* _Instructions to follow_: Each record must be retyped in full. No character may differ.

* _Data excerpts_:
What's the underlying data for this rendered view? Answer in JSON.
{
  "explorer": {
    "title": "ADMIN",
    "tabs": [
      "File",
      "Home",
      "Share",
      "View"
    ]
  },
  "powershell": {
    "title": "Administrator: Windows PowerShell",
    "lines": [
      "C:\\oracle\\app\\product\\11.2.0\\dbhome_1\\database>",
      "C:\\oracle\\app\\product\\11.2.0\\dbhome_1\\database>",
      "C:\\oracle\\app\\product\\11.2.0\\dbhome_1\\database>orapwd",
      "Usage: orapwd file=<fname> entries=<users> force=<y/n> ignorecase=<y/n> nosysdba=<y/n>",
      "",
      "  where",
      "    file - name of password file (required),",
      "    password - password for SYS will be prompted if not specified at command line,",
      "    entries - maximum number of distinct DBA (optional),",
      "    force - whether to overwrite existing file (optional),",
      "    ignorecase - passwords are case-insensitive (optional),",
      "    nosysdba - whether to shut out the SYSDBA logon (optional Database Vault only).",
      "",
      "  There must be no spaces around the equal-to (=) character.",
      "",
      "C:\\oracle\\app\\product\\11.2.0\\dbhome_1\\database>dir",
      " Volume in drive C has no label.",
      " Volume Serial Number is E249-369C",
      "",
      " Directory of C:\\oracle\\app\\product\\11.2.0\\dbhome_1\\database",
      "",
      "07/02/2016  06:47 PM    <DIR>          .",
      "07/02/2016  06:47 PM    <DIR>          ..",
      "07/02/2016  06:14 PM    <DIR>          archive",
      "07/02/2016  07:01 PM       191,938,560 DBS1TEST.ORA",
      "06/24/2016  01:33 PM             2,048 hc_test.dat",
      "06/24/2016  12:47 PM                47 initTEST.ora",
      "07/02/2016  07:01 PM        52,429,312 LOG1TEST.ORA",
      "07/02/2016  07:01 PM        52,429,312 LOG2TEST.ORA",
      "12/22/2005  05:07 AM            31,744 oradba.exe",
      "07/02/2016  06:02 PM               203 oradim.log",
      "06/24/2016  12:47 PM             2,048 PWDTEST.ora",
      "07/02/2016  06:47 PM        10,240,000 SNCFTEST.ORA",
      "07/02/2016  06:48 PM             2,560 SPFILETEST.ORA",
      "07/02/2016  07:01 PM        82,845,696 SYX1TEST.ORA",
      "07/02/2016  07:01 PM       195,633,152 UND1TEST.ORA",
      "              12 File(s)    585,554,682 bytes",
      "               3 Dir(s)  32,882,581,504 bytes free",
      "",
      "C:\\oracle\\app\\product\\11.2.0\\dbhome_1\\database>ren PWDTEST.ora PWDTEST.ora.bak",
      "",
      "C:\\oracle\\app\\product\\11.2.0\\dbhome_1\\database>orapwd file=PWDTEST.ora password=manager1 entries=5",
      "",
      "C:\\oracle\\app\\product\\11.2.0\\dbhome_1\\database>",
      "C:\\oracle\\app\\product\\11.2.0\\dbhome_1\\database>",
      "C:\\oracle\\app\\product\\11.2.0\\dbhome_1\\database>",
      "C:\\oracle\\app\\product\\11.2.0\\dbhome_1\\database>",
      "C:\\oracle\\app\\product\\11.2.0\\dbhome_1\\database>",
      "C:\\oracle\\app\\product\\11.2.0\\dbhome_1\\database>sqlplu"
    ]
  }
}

* _Exercise result_:
What's the underlying data for this rendered view? Answer in JSON.
{
  "explorer": {
    "title": "ADMIN",
    "tabs": [
      "File",
      "Home",
      "Share",
      "View"
    ]
  },
  "powershell": {
    "title": "Administrator: Windows PowerShell",
    "lines": [
      "C:\\oracle\\app\\product\\11.2.0\\dbhome_1\\database>",
      "C:\\oracle\\app\\product\\11.2.0\\dbhome_1\\database>",
      "C:\\oracle\\app\\product\\11.2.0\\dbhome_1\\database>orapwd",
      "Usage: orapwd file=<fname> entries=<users> force=<y/n> ignorecase=<y/n> nosysdba=<y/n>",
      "",
      "  where",
      "    file - name of password file (required),",
      "    password - password for SYS will be prompted if not specified at command line,",
      "    entries - maximum number of distinct DBA (optional),",
      "    force - whether to overwrite existing file (optional),",
      "    ignorecase - passwords are case-insensitive (optional),",
      "    nosysdba - whether to shut out the SYSDBA logon (optional Database Vault only).",
      "",
      "  There must be no spaces around the equal-to (=) character.",
      "",
      "C:\\oracle\\app\\product\\11.2.0\\dbhome_1\\database>dir",
      " Volume in drive C has no label.",
      " Volume Serial Number is E249-369C",
      "",
      " Directory of C:\\oracle\\app\\product\\11.2.0\\dbhome_1\\database",
      "",
      "07/02/2016  06:47 PM    <DIR>          .",
      "07/02/2016  06:47 PM    <DIR>          ..",
      "07/02/2016  06:14 PM    <DIR>          archive",
      "07/02/2016  07:01 PM       191,938,560 DBS1TEST.ORA",
      "06/24/2016  01:33 PM             2,048 hc_test.dat",
      "06/24/2016  12:47 PM                47 initTEST.ora",
      "07/02/2016  07:01 PM        52,429,312 LOG1TEST.ORA",
      "07/02/2016  07:01 PM        52,429,312 LOG2TEST.ORA",
      "12/22/2005  05:07 AM            31,744 oradba.exe",
      "07/02/2016  06:02 PM               203 oradim.log",
      "06/24/2016  12:47 PM             2,048 PWDTEST.ora",
      "07/02/2016  06:47 PM        10,240,000 SNCFTEST.ORA",
      "07/02/2016  06:48 PM             2,560 SPFILETEST.ORA",
      "07/02/2016  07:01 PM        82,845,696 SYX1TEST.ORA",
      "07/02/2016  07:01 PM       195,633,152 UND1TEST.ORA",
      "              12 File(s)    585,554,682 bytes",
      "               3 Dir(s)  32,882,581,504 bytes free",
      "",
      "C:\\oracle\\app\\product\\11.2.0\\dbhome_1\\database>ren PWDTEST.ora PWDTEST.ora.bak",
      "",
      "C:\\oracle\\app\\product\\11.2.0\\dbhome_1\\database>orapwd file=PWDTEST.ora password=manager1 entries=5",
      "",
      "C:\\oracle\\app\\product\\11.2.0\\dbhome_1\\database>",
      "C:\\oracle\\app\\product\\11.2.0\\dbhome_1\\database>",
      "C:\\oracle\\app\\product\\11.2.0\\dbhome_1\\database>",
      "C:\\oracle\\app\\product\\11.2.0\\dbhome_1\\database>",
      "C:\\oracle\\app\\product\\11.2.0\\dbhome_1\\database>",
      "C:\\oracle\\app\\product\\11.2.0\\dbhome_1\\database>sqlplu"
    ]
  }
}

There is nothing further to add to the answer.